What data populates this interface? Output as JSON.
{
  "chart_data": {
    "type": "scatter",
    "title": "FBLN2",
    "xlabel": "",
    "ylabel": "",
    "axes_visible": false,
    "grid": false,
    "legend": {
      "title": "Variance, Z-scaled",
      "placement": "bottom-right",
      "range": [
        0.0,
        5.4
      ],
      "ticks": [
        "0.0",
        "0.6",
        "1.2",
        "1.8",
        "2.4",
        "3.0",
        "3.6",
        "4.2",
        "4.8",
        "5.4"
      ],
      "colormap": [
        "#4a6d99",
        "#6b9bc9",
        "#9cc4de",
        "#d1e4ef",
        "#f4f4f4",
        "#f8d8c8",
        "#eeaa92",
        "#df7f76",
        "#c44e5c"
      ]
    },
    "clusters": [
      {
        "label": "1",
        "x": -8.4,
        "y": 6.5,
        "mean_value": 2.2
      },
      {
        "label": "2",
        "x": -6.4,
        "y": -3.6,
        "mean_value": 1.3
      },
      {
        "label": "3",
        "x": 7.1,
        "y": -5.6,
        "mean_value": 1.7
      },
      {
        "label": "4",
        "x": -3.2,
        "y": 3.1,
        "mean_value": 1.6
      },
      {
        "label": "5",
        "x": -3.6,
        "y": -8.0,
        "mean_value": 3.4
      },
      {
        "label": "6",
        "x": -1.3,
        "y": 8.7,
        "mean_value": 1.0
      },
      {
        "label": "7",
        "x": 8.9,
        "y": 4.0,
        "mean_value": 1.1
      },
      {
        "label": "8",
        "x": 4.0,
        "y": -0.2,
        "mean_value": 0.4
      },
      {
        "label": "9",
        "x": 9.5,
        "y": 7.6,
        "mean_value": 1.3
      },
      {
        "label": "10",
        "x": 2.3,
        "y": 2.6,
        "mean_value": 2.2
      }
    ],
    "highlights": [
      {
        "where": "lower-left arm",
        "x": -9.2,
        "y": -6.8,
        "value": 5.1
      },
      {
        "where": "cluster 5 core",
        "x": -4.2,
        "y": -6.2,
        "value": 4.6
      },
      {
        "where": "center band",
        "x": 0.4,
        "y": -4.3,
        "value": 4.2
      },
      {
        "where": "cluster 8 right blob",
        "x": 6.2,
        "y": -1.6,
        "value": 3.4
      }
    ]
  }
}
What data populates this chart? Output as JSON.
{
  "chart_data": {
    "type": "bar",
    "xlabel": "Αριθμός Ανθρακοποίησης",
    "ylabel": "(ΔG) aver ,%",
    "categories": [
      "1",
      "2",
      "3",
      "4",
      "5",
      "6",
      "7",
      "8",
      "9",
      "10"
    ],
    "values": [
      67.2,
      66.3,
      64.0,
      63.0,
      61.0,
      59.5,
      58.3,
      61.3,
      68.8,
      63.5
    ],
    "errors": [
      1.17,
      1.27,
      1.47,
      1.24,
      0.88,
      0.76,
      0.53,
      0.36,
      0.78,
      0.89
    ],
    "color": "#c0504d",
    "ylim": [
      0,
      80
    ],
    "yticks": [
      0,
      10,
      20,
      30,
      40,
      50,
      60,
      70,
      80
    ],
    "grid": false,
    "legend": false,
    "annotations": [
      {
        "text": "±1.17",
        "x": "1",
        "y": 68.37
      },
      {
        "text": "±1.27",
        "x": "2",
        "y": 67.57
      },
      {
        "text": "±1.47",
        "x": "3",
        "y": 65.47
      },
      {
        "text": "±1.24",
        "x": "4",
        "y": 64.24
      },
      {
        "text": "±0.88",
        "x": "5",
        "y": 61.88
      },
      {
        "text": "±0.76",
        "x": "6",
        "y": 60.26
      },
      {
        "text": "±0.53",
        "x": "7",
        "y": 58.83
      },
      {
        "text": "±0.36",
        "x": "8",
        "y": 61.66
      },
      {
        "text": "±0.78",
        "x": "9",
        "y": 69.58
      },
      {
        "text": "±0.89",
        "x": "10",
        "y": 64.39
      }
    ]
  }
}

________________________________________

§ Task goal
Your answer should be a single number: the count of lines in these records that hold the string "What".

§ Result of the exercise
2